Limiting expensing to certain assets or periods, as done in the TCJA, reduces fiscal costs but sacrifices long-term economic growth as temporary policies create uncertainty and may lead to investment declines when they expire. Permanent reforms are more effective but come with higher revenue costs during the 10-year budget window.
We modeled five different cost recovery improvements for three categories of investment expenses: short-lived assets (machinery and equipment), R&D, and long-lived assets (commercial and residential structures). To illustrate the trade-off between economic efficiency and revenue impact within the budget window, we illustrate the revenue and economic effects of permanent versus five-year designs for each policy.
Temporary improvements initially lead to more investment and economic growth, but when they expire, the benefits drop off and the economy returns to its baseline level, as illustrated in the chart below. Permanent improvements to investment incentives will deliver permanent improvements to the level of investment and output in the United States.
Permanent 100 percent bonus depreciation would reduce federal revenue by $432.4 billion over a decade ($242.7 billion dynamically) but boost long-run GDP by 0.4 percent. Temporary 100 percent bonus depreciation for five years has no long-term GDP effect but reduces revenue by $62.8 billion conventionally ($8.7 billion dynamically). Over the first years, temporary extension has the same revenue and economic results as enacting the policy permanently, but once the policy expires, investment would drop off and the policy change would raise revenue relative to the baseline in later years. This temporary surge in revenue under expiration would decline just as the temporary upfront revenue losses under permanence would decline.
Reducing bonus depreciation to 80 percent permanently cuts the revenue loss to $306.1 billion ($153.8 billion dynamically) with a 0.3 percent GDP gain. Temporary 80 percent bonus depreciation yields no GDP growth and reduces revenue by $51.2 billion conventionally.
Permanent R&D expensing lowers revenue by $181.3 billion conventionally ($139.6 billion dynamically) with a 0.1 percent GDP gain. Temporary R&D expensing raises revenue slightly but has no permanent GDP effect.

Dataset =

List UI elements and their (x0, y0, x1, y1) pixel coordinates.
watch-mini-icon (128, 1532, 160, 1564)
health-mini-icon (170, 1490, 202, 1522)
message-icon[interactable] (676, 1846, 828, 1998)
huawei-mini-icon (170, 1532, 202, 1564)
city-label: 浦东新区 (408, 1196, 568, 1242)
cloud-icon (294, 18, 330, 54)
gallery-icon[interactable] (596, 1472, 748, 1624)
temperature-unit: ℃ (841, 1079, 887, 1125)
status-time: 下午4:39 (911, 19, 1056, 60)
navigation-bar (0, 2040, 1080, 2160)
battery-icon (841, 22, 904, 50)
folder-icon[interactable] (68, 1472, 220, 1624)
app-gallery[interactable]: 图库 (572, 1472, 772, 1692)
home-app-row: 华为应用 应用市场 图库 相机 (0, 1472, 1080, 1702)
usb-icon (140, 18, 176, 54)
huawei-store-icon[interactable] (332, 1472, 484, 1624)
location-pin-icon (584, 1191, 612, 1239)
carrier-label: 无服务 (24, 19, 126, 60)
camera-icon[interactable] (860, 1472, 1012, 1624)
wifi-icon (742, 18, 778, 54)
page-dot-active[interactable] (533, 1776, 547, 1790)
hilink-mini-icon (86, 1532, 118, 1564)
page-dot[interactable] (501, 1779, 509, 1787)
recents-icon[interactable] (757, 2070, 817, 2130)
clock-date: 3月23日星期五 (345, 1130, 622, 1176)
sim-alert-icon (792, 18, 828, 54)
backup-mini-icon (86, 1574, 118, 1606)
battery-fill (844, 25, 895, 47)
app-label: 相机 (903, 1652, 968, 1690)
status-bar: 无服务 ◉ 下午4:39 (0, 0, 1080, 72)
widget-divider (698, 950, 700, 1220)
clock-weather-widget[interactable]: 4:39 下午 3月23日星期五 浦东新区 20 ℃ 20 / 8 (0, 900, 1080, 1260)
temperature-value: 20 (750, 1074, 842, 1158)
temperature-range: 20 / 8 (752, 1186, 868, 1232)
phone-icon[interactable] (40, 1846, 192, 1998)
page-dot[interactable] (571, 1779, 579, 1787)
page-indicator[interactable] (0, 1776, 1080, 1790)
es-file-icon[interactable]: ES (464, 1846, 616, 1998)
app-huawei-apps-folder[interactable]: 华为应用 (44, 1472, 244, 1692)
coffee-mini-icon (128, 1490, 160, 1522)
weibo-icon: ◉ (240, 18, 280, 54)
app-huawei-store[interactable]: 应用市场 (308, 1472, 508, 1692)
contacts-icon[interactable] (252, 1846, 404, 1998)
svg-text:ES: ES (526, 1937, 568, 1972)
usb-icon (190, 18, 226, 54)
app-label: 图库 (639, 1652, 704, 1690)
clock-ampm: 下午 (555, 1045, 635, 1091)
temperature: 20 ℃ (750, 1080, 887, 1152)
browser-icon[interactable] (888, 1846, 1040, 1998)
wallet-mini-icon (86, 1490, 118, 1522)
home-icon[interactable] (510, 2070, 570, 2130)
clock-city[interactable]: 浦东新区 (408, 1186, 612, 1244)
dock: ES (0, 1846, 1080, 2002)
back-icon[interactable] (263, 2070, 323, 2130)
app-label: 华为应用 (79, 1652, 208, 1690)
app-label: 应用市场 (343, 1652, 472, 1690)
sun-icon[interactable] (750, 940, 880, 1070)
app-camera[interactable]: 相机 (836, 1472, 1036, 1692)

Problems to solve =
[a] According to the passage on cost recovery, by how much would permanent 100 percent bonus depreciation boost long-run GDP?
[b] Summarize the passage on cost recovery in two sentences.
[c] Reproduce the part of the cost recovery passage starting with "We modeled five" and going on through "the United States.".

Responses for each task =
[a] It would boost long-run GDP by 0.4 percent.

[b] Temporary cost recovery improvements cost less within the 10-year budget window but raise investment only until they expire, after which the economy returns to its baseline, while permanent improvements cost more but deliver lasting gains in investment and output. For example, permanent 100 percent bonus depreciation would reduce federal revenue by $432.4 billion over a decade and boost long-run GDP by 0.4 percent, whereas a five-year version would reduce revenue by $62.8 billion and have no long-term GDP effect.

[c]
We modeled five different cost recovery improvements for three categories of investment expenses: short-lived assets (machinery and equipment), R&D, and long-lived assets (commercial and residential structures). To illustrate the trade-off between economic efficiency and revenue impact within the budget window, we illustrate the revenue and economic effects of permanent versus five-year designs for each policy.
Temporary improvements initially lead to more investment and economic growth, but when they expire, the benefits drop off and the economy returns to its baseline level, as illustrated in the chart below. Permanent improvements to investment incentives will deliver permanent improvements to the level of investment and output in the United States.